> [WHAT YOU WILL DO] Extract every line of the material that holds the string "poplatky".

[Recorded data]
____
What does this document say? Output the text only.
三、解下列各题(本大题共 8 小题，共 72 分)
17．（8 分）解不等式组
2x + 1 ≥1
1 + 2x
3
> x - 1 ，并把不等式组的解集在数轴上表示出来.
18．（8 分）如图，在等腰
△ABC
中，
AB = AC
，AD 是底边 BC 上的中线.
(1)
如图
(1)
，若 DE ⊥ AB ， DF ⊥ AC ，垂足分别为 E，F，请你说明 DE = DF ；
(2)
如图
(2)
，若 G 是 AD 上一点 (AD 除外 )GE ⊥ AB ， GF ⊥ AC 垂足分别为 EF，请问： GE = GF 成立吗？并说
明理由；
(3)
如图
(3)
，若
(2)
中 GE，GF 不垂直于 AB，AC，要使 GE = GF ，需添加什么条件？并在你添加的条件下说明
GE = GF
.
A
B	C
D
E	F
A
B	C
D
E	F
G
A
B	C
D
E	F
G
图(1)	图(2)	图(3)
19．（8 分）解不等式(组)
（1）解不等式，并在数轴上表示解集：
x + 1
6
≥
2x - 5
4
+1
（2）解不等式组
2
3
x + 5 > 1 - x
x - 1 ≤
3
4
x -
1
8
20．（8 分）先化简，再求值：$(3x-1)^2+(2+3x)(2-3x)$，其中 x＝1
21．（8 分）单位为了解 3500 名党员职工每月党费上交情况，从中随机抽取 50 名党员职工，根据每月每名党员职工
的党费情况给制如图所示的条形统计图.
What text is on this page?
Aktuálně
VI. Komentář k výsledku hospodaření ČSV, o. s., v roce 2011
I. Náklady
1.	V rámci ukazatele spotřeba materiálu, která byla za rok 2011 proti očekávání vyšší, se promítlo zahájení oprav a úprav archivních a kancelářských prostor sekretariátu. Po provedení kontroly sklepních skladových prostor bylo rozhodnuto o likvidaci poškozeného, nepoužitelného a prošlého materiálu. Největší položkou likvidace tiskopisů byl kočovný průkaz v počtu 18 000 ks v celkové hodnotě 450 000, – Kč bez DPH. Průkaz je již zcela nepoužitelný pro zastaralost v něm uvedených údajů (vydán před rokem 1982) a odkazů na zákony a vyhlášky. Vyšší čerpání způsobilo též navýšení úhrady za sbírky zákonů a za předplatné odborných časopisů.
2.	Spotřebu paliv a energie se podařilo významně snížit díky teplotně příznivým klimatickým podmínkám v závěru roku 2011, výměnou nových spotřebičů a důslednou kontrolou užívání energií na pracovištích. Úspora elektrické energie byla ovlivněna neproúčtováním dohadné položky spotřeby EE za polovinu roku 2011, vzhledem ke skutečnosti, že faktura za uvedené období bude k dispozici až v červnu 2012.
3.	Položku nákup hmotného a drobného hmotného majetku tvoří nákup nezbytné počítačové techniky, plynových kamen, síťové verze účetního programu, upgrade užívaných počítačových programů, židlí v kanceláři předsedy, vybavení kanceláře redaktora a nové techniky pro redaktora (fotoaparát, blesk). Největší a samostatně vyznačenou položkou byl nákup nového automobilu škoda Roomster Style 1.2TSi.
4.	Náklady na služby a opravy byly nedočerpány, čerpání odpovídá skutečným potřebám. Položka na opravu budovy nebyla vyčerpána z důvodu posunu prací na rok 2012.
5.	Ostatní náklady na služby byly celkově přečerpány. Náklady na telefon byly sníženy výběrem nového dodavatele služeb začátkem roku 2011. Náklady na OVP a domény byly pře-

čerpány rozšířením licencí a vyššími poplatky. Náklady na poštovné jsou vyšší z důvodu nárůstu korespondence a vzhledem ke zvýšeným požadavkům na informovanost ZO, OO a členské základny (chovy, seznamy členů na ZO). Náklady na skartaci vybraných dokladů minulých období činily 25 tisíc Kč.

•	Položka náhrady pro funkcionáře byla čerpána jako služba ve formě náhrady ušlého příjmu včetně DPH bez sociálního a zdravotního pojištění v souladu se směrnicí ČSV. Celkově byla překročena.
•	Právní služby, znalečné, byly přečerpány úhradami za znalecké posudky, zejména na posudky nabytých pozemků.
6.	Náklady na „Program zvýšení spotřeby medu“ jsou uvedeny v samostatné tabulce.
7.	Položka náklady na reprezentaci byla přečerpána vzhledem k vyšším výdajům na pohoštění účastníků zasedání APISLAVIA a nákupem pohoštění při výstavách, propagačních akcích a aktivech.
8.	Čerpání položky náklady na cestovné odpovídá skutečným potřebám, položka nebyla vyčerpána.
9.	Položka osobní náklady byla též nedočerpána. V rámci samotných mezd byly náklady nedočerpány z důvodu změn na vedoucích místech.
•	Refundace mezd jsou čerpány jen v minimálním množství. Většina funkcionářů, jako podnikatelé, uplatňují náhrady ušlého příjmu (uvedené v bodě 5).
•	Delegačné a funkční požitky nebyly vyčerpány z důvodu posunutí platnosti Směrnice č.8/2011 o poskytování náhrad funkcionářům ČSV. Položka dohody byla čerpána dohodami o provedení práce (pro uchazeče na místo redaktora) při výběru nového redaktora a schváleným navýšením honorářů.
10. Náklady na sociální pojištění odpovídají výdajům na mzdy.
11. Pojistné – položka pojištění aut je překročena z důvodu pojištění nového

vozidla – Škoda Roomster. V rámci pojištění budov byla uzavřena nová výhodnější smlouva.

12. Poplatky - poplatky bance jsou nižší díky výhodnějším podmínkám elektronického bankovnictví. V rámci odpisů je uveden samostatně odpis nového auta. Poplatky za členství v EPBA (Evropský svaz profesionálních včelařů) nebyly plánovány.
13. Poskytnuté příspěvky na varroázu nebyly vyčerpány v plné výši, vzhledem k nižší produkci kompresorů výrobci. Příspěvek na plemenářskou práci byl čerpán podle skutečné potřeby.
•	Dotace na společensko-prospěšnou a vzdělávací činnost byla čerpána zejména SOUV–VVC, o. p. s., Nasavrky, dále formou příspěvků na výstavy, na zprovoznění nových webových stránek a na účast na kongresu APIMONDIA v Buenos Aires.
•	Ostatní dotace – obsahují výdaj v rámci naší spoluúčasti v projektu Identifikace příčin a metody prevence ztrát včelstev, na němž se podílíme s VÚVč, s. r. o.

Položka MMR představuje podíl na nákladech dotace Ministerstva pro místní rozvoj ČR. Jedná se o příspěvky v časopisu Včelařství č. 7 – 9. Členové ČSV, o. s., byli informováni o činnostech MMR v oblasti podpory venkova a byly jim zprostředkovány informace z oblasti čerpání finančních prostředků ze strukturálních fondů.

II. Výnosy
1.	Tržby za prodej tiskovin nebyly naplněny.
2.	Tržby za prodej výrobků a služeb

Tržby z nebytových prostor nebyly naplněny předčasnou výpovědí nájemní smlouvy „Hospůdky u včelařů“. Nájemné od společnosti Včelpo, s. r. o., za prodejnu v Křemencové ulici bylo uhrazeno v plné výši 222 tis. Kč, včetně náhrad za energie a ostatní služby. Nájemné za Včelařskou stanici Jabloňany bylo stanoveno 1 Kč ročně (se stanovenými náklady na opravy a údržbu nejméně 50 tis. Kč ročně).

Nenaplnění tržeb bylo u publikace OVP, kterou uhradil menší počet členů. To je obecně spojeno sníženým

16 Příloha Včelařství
____
> [FULL ANSWER]
čerpány rozšířením licencí a vyššími poplatky. Náklady na poštovné jsou vyšší z důvodu nárůstu korespondence a vzhledem ke zvýšeným požadavkům na informovanost ZO, OO a členské základny (chovy, seznamy členů na ZO). Náklady na skartaci vybraných dokladů minulých období činily 25 tisíc Kč.
12. Poplatky - poplatky bance jsou nižší díky výhodnějším podmínkám elektronického bankovnictví. V rámci odpisů je uveden samostatně odpis nového auta. Poplatky za členství v EPBA (Evropský svaz profesionálních včelařů) nebyly plánovány.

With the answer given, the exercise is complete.